What is asked
Read the material below and count the lines holding the string "HOLBERTON". Give that count with nothing added.

Supplied material
** begin **

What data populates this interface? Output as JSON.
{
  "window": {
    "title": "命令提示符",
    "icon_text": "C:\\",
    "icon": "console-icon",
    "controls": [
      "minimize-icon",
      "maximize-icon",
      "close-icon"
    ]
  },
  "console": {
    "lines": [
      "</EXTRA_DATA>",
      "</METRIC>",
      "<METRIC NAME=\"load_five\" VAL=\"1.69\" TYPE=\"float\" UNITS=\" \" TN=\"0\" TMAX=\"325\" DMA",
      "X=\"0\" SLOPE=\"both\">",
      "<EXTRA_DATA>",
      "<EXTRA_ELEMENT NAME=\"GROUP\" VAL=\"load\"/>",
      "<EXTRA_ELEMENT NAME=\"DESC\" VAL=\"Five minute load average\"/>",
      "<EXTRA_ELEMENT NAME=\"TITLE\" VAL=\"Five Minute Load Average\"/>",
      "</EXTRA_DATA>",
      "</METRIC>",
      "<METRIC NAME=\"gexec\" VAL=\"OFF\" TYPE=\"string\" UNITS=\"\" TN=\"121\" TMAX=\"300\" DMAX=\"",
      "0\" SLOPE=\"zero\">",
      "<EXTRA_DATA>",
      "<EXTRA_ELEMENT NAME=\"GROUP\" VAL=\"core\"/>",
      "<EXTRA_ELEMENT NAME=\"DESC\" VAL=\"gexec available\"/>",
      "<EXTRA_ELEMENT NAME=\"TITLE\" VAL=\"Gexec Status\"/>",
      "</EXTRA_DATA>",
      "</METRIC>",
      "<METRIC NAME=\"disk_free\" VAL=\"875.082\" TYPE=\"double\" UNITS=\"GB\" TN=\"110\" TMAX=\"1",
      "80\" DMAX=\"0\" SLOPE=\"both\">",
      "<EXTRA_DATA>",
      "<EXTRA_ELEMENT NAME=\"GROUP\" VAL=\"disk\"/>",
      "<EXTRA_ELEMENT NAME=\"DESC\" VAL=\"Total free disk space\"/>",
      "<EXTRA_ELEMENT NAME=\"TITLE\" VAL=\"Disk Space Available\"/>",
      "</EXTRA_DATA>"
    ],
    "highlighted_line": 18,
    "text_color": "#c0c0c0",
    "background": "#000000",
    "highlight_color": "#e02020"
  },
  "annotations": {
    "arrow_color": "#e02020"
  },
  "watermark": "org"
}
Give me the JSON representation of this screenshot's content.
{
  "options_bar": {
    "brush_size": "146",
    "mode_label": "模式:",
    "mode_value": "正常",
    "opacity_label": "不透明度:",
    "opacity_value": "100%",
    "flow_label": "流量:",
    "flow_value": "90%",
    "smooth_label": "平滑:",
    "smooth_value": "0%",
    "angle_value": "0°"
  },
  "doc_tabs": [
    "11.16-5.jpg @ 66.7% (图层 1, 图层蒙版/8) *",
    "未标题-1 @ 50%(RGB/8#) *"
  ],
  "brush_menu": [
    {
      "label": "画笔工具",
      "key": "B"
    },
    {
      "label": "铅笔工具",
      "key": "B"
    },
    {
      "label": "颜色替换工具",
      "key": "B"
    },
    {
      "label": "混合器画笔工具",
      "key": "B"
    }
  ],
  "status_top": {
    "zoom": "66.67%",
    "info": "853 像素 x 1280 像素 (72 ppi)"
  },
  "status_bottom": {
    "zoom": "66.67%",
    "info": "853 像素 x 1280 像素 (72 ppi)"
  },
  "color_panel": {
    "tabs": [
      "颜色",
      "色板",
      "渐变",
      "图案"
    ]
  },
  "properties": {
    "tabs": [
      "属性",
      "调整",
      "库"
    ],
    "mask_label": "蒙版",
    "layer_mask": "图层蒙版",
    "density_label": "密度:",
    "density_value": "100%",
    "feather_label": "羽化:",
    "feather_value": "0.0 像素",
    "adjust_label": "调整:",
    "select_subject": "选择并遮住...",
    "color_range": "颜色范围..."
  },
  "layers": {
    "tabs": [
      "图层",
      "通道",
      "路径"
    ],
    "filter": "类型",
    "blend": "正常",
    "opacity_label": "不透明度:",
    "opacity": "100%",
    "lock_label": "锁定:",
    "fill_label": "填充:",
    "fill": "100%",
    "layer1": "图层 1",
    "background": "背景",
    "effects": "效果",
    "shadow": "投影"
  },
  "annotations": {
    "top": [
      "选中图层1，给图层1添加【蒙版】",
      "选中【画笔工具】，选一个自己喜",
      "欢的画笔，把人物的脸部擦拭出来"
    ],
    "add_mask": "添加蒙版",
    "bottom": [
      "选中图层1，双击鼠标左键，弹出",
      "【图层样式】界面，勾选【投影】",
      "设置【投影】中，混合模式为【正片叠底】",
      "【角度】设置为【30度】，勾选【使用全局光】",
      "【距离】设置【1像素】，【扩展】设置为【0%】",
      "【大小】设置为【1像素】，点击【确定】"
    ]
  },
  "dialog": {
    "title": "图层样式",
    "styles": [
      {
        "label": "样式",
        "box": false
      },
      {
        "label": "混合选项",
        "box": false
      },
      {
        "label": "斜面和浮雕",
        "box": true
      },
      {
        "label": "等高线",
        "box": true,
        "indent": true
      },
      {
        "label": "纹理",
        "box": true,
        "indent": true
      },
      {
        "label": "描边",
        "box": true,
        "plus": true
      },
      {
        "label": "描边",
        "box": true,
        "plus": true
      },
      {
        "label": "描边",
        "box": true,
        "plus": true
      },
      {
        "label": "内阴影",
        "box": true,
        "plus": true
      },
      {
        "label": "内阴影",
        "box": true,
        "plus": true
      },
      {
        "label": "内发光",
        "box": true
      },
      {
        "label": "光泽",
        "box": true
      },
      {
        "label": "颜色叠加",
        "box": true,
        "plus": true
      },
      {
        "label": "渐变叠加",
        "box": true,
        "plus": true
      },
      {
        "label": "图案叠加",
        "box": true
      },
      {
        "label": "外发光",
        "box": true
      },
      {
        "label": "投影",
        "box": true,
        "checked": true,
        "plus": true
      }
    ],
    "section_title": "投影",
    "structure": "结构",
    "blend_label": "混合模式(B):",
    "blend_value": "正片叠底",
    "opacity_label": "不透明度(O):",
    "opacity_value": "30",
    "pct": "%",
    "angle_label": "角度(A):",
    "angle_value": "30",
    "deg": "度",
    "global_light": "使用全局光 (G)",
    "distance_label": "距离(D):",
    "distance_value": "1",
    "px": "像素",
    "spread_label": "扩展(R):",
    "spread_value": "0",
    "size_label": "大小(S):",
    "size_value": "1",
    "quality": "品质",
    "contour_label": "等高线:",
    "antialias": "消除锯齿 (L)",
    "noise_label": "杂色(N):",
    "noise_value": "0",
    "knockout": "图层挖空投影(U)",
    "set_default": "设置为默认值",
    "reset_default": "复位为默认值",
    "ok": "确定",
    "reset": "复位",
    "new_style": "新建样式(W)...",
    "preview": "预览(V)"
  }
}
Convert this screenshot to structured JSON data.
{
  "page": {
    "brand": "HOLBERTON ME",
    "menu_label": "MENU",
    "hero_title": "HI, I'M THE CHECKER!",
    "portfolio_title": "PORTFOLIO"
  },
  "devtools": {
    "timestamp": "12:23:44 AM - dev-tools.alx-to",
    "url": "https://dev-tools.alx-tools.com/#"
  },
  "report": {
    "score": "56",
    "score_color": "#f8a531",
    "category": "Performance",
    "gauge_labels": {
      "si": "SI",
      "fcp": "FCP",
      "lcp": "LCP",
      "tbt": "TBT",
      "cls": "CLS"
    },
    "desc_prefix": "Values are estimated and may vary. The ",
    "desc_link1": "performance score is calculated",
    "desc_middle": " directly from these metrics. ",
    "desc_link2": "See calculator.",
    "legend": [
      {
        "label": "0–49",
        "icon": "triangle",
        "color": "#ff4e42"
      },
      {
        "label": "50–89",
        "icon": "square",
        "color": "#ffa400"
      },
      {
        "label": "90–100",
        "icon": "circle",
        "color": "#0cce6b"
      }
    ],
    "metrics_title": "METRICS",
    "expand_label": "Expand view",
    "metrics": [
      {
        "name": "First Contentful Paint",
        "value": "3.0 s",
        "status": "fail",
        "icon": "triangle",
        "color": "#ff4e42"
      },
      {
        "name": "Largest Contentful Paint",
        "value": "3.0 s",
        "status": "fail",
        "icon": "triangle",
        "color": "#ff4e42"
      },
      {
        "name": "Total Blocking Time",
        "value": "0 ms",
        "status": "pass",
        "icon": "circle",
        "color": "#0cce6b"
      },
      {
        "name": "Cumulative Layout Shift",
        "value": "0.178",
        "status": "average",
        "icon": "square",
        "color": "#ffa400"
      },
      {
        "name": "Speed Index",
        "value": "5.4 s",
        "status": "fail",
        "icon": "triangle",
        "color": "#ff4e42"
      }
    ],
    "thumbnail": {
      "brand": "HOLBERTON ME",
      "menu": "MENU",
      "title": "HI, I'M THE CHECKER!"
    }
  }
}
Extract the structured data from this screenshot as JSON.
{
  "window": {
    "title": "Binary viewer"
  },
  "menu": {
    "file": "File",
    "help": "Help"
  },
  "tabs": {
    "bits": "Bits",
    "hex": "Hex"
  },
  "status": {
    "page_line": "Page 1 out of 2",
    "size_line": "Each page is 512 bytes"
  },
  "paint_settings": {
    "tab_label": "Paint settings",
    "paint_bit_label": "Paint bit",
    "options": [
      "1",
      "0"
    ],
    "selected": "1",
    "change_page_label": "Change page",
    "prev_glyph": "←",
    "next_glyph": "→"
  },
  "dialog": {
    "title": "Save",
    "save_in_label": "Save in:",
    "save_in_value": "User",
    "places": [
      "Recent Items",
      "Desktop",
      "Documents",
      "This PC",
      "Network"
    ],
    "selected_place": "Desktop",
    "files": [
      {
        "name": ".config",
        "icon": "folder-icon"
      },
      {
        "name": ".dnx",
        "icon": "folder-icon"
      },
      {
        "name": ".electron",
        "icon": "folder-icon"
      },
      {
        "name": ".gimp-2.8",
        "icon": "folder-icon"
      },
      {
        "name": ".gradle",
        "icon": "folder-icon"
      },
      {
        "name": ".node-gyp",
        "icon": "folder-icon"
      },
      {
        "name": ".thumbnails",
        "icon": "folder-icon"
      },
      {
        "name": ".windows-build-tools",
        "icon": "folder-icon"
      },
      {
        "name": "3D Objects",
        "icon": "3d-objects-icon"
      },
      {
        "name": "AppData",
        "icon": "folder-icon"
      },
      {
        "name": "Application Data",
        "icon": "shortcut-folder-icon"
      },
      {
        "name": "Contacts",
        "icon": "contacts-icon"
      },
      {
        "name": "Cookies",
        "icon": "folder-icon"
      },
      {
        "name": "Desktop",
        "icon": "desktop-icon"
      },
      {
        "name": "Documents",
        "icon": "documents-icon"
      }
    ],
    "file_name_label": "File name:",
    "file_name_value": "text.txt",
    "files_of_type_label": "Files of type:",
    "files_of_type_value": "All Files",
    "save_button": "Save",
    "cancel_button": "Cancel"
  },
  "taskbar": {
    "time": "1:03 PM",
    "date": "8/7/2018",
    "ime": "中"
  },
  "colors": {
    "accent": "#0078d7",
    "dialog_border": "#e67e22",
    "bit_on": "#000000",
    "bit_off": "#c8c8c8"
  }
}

** end **

Expected answer
2